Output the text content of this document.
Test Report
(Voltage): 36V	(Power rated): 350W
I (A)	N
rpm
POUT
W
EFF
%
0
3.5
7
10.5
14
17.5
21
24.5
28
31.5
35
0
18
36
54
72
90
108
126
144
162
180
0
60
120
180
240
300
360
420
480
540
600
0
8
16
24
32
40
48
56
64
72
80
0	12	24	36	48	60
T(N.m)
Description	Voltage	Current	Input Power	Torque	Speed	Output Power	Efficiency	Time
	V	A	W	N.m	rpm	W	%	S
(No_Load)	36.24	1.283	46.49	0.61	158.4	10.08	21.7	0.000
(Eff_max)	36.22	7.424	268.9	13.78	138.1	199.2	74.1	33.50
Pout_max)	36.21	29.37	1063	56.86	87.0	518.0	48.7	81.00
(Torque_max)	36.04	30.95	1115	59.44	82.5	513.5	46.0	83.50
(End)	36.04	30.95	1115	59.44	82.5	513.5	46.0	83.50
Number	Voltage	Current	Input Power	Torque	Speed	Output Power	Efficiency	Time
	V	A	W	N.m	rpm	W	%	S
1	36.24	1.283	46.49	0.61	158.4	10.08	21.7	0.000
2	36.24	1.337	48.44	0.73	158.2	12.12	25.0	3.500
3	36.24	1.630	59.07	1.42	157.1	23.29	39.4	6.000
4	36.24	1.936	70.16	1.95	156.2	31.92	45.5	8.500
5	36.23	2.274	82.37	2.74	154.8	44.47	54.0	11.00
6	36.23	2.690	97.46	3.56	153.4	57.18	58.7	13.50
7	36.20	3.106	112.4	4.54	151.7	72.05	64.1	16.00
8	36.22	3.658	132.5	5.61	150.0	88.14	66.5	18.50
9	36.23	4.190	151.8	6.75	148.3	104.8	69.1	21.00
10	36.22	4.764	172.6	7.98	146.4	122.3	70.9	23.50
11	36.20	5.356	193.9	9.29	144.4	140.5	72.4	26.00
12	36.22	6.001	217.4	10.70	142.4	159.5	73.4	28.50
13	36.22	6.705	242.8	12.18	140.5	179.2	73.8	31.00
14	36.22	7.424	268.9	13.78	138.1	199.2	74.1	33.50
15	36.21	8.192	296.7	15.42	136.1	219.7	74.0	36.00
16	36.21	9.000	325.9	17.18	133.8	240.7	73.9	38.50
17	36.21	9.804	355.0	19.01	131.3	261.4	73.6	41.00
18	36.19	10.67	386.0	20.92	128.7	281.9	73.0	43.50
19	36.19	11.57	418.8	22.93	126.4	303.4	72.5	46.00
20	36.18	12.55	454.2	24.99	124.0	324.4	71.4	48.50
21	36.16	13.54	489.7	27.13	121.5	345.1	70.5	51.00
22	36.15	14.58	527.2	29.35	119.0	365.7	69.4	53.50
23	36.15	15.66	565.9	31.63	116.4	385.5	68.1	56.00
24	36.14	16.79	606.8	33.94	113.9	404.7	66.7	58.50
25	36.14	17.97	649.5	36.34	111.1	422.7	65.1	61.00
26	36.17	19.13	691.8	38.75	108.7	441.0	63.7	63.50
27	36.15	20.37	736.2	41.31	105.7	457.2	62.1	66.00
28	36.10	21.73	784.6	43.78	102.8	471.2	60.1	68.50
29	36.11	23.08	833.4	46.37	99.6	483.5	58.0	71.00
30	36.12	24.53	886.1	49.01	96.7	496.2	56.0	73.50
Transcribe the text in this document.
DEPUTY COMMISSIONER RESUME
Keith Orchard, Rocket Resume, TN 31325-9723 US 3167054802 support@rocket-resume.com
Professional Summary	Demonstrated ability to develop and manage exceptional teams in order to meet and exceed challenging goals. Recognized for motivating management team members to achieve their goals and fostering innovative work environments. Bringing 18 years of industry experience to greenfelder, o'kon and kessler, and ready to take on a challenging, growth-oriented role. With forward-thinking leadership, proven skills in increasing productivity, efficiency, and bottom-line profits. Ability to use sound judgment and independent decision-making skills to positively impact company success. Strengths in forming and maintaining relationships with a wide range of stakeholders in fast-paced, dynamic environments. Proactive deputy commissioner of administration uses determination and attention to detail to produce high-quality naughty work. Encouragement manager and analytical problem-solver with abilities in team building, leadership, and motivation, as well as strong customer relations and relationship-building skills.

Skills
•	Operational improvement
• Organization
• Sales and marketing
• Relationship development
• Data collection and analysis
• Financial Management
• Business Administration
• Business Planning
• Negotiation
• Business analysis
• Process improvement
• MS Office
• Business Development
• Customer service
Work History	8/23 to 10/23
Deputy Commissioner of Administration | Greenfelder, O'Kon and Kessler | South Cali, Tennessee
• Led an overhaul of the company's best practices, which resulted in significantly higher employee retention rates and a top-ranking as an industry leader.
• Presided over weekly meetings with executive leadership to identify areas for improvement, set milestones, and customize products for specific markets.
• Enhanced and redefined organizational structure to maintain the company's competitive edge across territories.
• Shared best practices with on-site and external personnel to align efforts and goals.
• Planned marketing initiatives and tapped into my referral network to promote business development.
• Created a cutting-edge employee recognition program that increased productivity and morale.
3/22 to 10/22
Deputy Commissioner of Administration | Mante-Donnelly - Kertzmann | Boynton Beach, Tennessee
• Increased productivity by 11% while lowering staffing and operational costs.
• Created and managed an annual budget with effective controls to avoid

Requirement: Pull out each line of the listing that holds the string "Output".

Written answer:
Output the text content of this document.
Description	Voltage	Current	Input Power	Torque	Speed	Output Power	Efficiency	Time
Number	Voltage	Current	Input Power	Torque	Speed	Output Power	Efficiency	Time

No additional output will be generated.